What is being asked: Provide the number of lines containing the word "category", and nothing else.

>> Start

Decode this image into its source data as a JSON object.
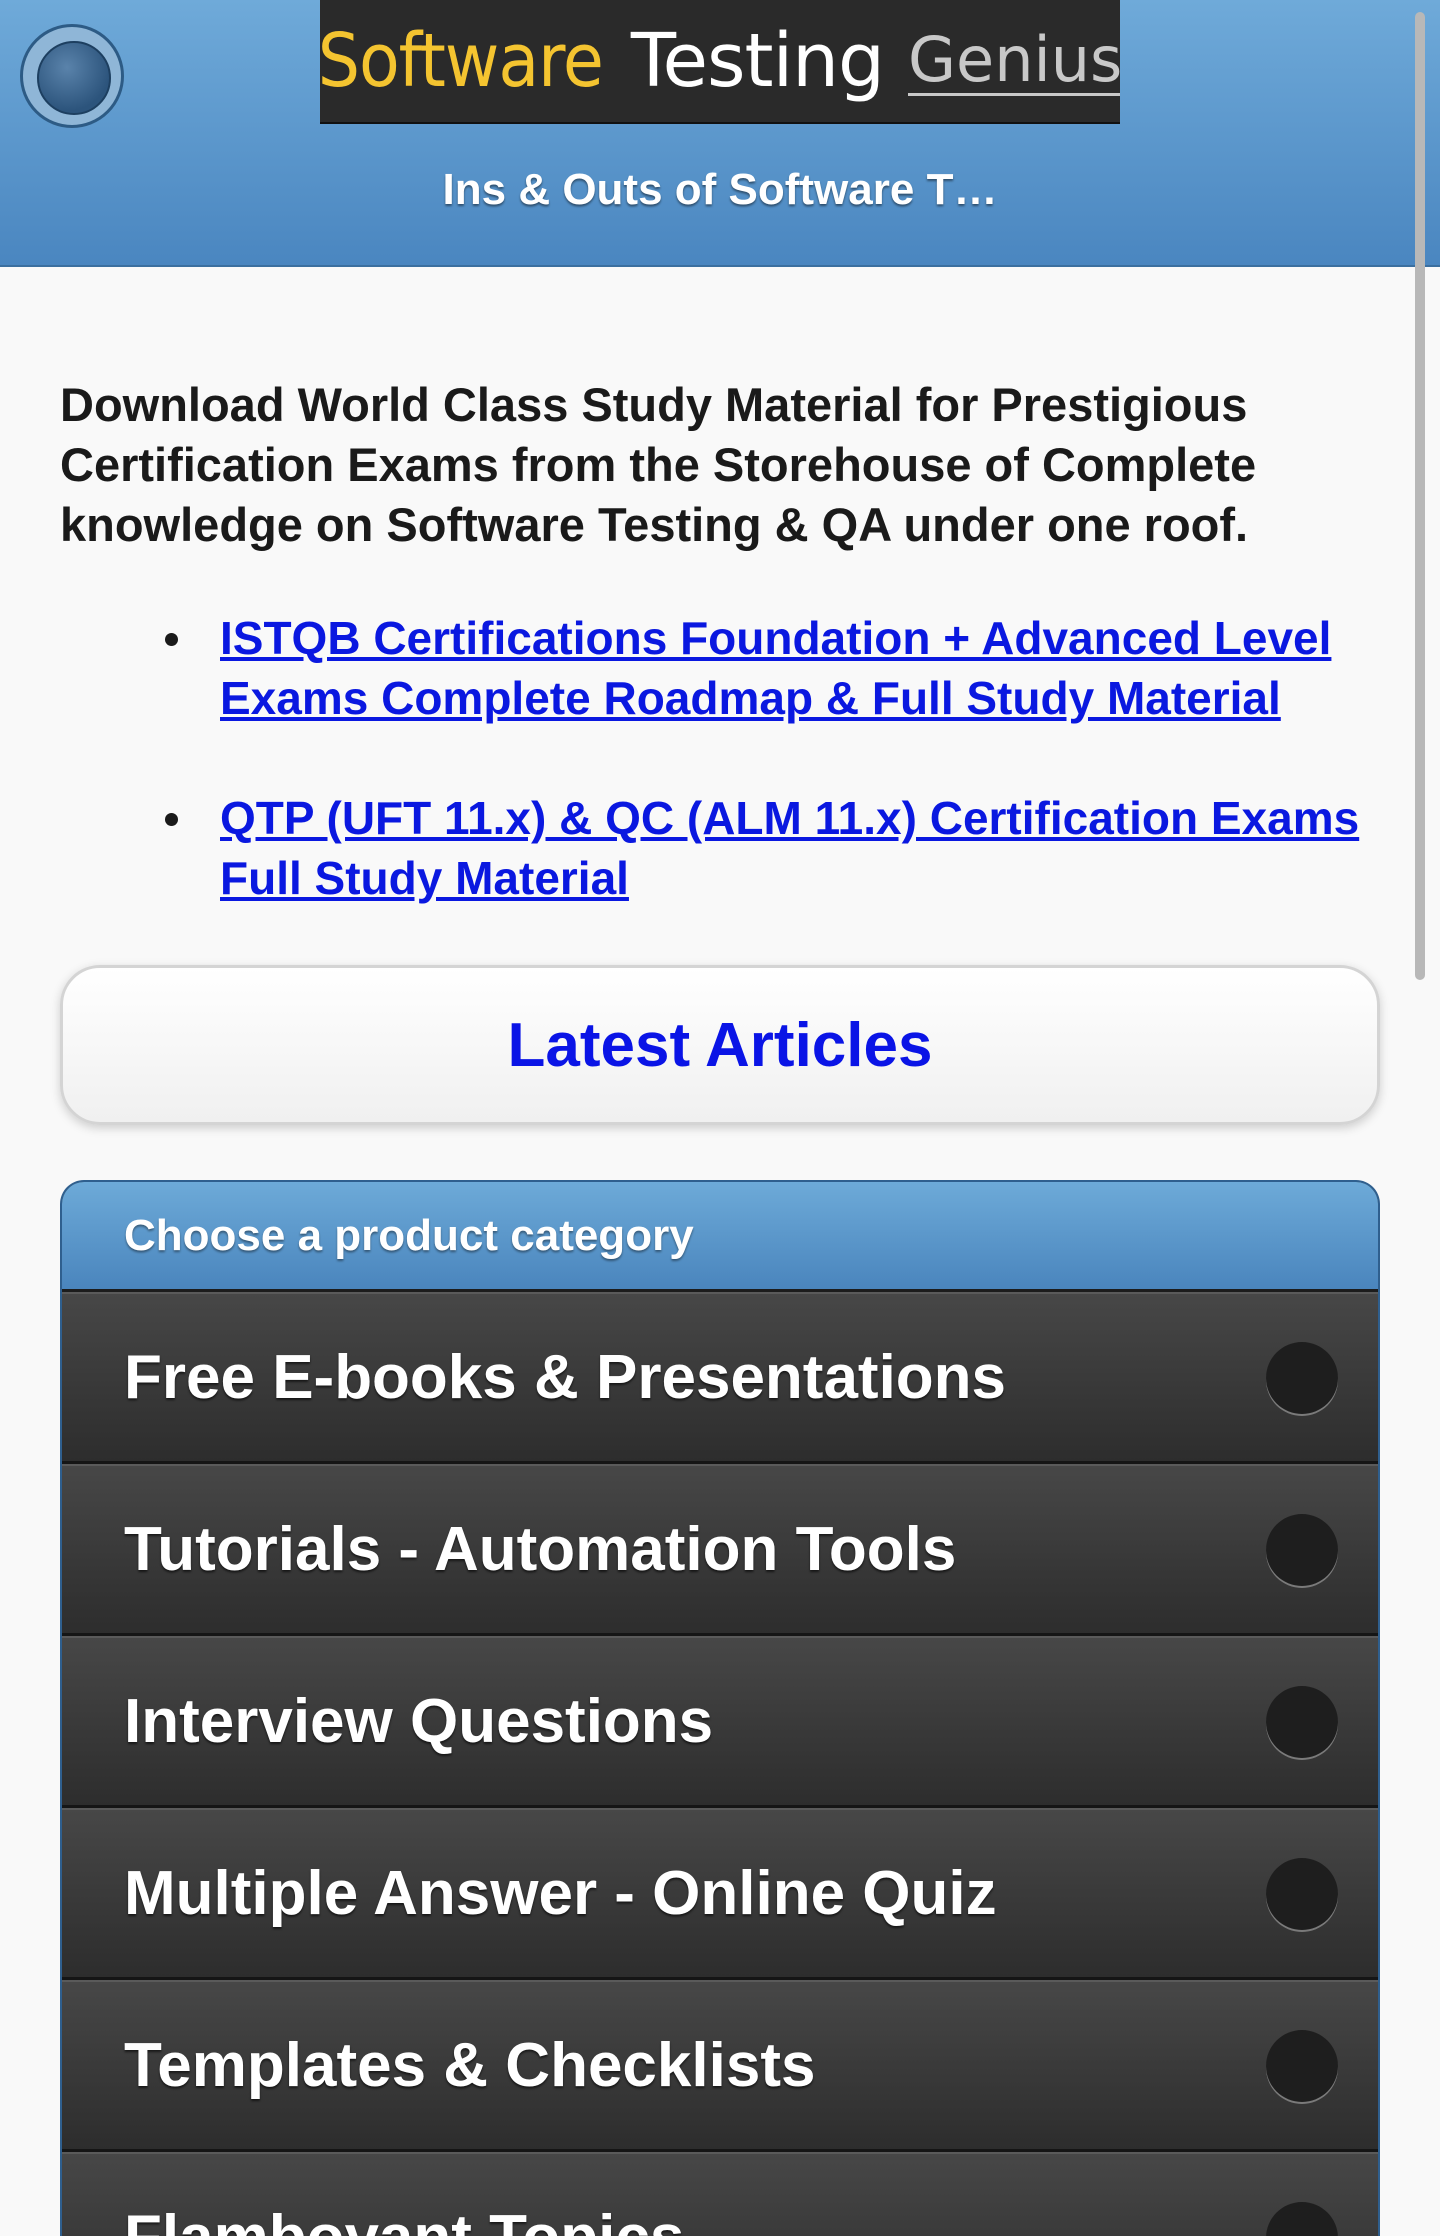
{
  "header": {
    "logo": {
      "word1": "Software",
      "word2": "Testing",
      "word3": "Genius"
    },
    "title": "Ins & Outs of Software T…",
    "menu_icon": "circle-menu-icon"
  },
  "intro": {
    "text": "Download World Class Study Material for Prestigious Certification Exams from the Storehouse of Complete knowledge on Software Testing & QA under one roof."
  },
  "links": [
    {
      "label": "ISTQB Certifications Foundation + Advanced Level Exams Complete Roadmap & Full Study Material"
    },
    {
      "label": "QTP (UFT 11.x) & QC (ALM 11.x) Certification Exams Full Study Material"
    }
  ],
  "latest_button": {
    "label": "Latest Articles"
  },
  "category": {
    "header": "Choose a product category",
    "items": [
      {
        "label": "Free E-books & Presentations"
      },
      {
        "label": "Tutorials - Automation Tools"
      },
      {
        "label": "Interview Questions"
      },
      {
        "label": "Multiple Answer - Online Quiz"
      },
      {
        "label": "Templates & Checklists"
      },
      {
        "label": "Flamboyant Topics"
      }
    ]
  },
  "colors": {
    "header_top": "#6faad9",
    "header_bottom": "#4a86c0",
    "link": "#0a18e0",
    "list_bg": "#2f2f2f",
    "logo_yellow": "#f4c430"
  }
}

>> End
>> Start

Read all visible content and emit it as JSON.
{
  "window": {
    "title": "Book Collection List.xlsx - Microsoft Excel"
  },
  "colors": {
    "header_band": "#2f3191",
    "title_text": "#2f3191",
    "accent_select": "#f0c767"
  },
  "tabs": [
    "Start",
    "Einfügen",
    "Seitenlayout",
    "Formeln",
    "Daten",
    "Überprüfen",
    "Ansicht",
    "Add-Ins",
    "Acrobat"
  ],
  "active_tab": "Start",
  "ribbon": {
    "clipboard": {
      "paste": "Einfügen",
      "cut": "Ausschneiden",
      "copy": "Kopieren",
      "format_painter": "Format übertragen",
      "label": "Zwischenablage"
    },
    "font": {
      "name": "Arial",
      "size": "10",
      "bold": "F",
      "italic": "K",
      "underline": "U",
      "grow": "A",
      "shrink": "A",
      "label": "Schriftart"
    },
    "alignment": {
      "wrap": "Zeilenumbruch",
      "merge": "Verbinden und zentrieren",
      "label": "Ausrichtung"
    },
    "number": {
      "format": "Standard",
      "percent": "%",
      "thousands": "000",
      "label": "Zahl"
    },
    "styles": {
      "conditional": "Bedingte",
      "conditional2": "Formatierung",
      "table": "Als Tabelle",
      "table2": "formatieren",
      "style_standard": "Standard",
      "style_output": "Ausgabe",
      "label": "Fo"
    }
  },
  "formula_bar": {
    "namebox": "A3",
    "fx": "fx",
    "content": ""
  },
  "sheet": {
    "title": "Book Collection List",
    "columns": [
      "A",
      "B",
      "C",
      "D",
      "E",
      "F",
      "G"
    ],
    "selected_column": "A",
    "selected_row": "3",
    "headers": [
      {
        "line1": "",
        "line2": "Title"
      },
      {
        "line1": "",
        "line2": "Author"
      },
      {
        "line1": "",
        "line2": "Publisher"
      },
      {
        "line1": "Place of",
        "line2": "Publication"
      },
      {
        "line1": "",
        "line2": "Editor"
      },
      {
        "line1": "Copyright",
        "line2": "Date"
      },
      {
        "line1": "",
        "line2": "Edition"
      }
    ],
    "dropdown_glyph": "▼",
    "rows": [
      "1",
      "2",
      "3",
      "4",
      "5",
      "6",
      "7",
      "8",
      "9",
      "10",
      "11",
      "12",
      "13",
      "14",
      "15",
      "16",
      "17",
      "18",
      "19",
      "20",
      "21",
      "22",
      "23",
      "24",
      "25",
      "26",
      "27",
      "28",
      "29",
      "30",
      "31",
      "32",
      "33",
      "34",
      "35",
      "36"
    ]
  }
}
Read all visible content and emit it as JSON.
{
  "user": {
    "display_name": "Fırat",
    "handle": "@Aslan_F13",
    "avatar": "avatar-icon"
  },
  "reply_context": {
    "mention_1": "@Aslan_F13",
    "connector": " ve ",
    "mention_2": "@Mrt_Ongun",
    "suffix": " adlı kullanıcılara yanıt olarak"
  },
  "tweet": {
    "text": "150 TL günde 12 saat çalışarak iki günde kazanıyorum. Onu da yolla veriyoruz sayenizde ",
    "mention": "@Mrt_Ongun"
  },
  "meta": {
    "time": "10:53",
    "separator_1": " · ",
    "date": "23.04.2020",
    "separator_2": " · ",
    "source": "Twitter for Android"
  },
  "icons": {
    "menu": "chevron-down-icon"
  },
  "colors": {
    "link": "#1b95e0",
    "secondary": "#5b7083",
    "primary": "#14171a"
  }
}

>> End

Result for this task: 2